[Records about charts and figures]

◇ ◇ ◇ ◇ ◇ ◇ ◇

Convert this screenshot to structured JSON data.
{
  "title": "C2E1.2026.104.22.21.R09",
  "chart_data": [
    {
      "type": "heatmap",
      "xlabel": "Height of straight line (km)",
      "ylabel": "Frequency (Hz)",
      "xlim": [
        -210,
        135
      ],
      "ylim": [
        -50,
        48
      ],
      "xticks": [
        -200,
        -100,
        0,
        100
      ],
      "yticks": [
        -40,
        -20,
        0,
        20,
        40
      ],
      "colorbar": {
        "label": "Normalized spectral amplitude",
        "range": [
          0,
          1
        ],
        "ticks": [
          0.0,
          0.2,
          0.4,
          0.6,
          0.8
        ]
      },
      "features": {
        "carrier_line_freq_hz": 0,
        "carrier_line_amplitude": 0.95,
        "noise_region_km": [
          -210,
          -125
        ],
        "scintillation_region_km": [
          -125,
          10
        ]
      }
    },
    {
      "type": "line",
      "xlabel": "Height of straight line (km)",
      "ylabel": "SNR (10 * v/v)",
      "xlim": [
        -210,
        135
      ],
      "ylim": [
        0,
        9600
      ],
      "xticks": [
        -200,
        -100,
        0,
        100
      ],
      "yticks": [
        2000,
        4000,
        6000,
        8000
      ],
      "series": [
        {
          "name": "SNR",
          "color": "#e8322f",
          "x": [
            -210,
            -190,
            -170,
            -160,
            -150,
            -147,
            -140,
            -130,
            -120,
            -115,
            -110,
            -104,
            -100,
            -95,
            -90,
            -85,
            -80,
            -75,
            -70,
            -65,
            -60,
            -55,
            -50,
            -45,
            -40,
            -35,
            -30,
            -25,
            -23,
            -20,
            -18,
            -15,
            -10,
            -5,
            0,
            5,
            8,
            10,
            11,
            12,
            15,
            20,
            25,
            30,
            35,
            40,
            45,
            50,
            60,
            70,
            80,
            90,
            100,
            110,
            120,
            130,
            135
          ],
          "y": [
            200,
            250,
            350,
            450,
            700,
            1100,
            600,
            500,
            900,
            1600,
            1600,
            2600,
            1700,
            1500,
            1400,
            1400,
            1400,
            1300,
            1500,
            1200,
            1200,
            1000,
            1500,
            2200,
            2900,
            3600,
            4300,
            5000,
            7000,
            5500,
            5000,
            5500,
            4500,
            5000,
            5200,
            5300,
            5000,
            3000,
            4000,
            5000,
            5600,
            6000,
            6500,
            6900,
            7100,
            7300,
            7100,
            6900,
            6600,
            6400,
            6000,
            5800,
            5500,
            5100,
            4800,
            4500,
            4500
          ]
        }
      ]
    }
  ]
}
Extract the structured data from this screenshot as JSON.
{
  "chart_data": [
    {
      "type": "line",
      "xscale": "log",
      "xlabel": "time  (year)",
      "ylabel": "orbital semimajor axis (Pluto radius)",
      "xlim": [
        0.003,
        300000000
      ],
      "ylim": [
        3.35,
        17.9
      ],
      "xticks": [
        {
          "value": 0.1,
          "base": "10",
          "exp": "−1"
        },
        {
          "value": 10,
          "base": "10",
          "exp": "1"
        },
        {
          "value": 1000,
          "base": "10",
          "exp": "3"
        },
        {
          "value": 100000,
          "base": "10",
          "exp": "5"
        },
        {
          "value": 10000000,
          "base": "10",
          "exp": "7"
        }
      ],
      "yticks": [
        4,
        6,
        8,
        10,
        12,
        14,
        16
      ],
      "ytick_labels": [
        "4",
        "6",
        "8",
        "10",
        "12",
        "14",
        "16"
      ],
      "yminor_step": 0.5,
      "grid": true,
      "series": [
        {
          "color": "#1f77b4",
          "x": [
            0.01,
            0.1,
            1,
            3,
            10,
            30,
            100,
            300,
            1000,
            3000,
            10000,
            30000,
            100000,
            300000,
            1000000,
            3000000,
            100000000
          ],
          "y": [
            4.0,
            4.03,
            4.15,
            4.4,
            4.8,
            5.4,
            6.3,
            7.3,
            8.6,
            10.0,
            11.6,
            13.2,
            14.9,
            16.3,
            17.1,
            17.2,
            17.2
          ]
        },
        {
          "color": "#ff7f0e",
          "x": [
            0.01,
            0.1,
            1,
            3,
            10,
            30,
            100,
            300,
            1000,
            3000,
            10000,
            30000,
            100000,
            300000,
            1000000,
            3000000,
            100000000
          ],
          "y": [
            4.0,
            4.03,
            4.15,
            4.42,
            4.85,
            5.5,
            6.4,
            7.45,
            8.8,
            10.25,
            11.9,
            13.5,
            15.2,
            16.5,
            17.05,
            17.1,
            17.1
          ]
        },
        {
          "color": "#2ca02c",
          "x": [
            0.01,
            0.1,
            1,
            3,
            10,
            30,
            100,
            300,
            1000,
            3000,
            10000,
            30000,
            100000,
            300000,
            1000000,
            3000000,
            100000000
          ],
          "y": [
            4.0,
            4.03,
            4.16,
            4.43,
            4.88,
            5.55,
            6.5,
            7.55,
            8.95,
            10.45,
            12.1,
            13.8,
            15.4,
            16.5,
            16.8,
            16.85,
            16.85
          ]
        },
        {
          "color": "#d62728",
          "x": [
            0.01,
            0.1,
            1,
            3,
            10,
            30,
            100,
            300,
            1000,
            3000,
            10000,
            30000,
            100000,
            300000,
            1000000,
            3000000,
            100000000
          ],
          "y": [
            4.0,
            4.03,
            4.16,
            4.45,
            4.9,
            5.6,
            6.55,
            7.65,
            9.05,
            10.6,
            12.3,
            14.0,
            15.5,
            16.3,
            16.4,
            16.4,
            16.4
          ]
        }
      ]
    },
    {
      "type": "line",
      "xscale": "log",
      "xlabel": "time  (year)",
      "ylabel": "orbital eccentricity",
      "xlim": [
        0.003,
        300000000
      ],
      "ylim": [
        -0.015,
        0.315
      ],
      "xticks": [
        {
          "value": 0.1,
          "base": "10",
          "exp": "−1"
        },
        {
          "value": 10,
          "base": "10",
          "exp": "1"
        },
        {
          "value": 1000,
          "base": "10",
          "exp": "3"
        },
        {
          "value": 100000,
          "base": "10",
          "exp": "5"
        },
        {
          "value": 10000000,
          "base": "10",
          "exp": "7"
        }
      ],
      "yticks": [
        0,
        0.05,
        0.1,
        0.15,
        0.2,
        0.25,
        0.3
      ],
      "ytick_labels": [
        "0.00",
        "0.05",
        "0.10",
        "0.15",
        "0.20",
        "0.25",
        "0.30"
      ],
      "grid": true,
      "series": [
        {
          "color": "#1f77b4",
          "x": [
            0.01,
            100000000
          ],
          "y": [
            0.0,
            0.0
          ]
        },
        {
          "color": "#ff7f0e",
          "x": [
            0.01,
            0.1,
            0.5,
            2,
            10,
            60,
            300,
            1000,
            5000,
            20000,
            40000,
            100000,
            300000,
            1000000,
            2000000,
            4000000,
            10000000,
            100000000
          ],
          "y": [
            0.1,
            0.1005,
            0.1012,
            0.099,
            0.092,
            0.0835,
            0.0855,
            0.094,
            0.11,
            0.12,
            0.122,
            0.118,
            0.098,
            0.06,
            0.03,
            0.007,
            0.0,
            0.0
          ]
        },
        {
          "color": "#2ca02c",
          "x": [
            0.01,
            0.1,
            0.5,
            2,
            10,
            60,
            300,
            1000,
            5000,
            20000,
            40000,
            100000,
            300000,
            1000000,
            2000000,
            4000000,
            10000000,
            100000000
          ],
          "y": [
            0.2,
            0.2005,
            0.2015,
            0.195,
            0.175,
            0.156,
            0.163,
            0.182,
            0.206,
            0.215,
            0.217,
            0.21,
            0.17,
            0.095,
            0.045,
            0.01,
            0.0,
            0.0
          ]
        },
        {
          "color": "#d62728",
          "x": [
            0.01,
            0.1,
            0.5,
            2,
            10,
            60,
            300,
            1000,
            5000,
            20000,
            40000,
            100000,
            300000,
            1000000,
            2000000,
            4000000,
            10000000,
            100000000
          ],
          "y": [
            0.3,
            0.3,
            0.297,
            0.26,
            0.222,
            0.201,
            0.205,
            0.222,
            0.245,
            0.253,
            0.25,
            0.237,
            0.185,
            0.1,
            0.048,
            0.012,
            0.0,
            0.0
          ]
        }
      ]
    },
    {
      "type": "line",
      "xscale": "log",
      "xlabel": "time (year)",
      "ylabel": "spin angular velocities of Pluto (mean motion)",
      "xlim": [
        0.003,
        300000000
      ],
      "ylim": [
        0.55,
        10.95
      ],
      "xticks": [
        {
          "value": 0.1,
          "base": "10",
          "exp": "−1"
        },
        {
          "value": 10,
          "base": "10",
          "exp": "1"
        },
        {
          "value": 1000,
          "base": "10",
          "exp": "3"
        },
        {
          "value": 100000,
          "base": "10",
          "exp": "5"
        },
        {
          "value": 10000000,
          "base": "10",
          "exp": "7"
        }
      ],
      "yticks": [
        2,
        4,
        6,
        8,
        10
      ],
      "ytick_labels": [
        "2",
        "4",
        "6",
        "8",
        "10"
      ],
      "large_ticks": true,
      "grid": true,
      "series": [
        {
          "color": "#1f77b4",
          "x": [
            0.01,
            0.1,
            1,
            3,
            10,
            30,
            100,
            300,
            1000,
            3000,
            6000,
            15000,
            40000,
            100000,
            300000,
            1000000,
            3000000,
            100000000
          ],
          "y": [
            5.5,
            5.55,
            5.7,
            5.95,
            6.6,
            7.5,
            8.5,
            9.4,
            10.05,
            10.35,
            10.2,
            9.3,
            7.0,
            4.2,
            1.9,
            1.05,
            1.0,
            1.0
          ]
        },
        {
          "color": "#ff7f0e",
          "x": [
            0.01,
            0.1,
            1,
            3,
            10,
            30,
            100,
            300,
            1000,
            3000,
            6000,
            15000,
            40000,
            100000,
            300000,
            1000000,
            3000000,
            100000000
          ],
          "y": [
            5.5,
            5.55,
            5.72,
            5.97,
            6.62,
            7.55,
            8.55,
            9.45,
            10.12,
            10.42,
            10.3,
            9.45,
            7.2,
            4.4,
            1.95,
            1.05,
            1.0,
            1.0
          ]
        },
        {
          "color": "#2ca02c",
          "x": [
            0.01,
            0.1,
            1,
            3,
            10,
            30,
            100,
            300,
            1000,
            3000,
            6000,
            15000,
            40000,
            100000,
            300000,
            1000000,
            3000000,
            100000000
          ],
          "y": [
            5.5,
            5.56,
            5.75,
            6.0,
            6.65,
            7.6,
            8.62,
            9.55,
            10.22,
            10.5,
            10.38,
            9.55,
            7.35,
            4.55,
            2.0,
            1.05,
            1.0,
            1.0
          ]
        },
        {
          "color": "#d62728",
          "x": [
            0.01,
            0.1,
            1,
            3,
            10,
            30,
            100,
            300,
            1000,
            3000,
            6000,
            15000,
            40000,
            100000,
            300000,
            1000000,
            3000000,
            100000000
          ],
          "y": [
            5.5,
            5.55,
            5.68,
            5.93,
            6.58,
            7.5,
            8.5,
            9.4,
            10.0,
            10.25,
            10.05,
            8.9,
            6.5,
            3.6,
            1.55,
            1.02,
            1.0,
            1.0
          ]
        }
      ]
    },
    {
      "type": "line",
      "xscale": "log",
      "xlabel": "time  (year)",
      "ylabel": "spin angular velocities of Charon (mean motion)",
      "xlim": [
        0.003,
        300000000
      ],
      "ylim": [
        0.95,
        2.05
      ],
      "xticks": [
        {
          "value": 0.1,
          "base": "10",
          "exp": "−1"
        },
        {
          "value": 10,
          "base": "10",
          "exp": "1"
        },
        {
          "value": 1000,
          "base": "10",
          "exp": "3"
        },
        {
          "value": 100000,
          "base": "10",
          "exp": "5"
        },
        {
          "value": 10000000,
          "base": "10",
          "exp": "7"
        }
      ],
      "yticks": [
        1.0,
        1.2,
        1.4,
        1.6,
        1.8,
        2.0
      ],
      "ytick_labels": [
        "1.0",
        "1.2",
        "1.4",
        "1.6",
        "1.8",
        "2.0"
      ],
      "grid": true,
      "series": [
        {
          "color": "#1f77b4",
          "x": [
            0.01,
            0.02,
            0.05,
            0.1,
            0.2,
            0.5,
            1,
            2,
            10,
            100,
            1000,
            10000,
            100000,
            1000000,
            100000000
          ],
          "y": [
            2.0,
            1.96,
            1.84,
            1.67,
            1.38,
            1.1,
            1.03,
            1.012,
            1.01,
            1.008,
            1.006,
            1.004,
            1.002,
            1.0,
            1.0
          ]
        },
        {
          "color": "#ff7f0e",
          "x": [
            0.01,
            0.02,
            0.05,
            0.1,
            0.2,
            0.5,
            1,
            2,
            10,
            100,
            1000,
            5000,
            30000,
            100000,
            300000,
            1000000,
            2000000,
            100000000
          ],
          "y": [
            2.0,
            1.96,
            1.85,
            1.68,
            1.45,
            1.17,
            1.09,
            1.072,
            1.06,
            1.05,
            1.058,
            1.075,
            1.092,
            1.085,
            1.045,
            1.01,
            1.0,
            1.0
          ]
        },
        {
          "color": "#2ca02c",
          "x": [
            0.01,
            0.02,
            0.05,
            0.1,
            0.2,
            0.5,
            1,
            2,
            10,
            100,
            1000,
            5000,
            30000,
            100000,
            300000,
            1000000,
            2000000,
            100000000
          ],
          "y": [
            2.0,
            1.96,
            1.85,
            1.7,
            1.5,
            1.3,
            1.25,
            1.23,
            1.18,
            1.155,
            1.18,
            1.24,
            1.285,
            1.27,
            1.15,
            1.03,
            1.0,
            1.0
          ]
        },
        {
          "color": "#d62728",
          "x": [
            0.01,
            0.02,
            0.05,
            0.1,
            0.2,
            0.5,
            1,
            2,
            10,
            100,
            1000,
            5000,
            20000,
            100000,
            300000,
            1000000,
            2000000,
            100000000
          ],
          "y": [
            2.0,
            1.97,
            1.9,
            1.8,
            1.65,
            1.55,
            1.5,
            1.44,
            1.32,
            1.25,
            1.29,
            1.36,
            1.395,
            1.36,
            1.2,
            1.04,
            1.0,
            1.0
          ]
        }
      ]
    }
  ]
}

◇ ◇ ◇ ◇ ◇ ◇ ◇

• [Instructions for the task]
Show the lines of the material that contain the word "velocities".

• [Solution to this exercise]
      "ylabel": "spin angular velocities of Pluto (mean motion)",
      "ylabel": "spin angular velocities of Charon (mean motion)",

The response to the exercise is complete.